Your goal
Reproduce the data exactly and drop any pictures it holds.

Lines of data

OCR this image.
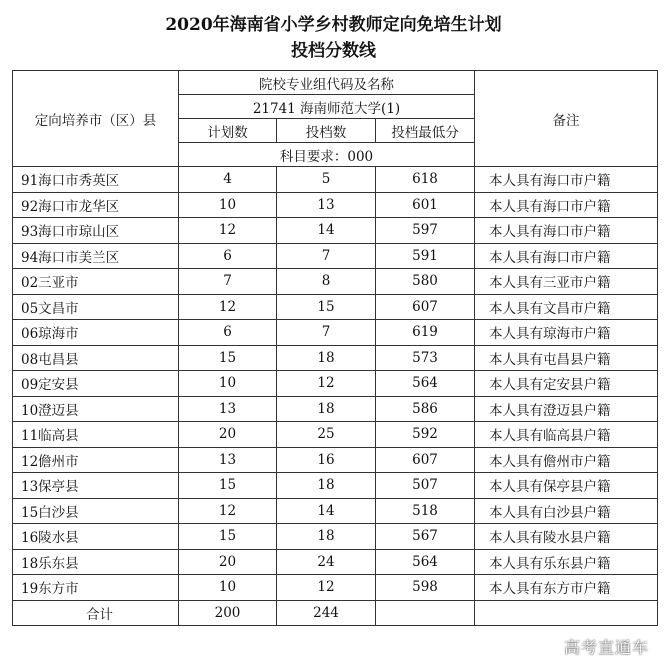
2020年海南省小学乡村教师定向免培生计划
投档分数线
定向培养市（区）县	院校专业组代码及名称			备注
	21741 海南师范大学(1)			
	计划数	投档数	投档最低分	
	科目要求：000			
91海口市秀英区	4	5	618	本人具有海口市户籍
92海口市龙华区	10	13	601	本人具有海口市户籍
93海口市琼山区	12	14	597	本人具有海口市户籍
94海口市美兰区	6	7	591	本人具有海口市户籍
02三亚市	7	8	580	本人具有三亚市户籍
05文昌市	12	15	607	本人具有文昌市户籍
06琼海市	6	7	619	本人具有琼海市户籍
08屯昌县	15	18	573	本人具有屯昌县户籍
09定安县	10	12	564	本人具有定安县户籍
10澄迈县	13	18	586	本人具有澄迈县户籍
11临高县	20	25	592	本人具有临高县户籍
12儋州市	13	16	607	本人具有儋州市户籍
13保亭县	15	18	507	本人具有保亭县户籍
15白沙县	12	14	518	本人具有白沙县户籍
16陵水县	15	18	567	本人具有陵水县户籍
18乐东县	20	24	564	本人具有乐东县户籍
19东方市	10	12	598	本人具有东方市户籍
合计	200	244		
高考直通车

Written reply
OCR this image.
2020年海南省小学乡村教师定向免培生计划
投档分数线
定向培养市（区）县	院校专业组代码及名称			备注
	21741 海南师范大学(1)			
	计划数	投档数	投档最低分	
	科目要求：000			
91海口市秀英区	4	5	618	本人具有海口市户籍
92海口市龙华区	10	13	601	本人具有海口市户籍
93海口市琼山区	12	14	597	本人具有海口市户籍
94海口市美兰区	6	7	591	本人具有海口市户籍
02三亚市	7	8	580	本人具有三亚市户籍
05文昌市	12	15	607	本人具有文昌市户籍
06琼海市	6	7	619	本人具有琼海市户籍
08屯昌县	15	18	573	本人具有屯昌县户籍
09定安县	10	12	564	本人具有定安县户籍
10澄迈县	13	18	586	本人具有澄迈县户籍
11临高县	20	25	592	本人具有临高县户籍
12儋州市	13	16	607	本人具有儋州市户籍
13保亭县	15	18	507	本人具有保亭县户籍
15白沙县	12	14	518	本人具有白沙县户籍
16陵水县	15	18	567	本人具有陵水县户籍
18乐东县	20	24	564	本人具有乐东县户籍
19东方市	10	12	598	本人具有东方市户籍
合计	200	244		
高考直通车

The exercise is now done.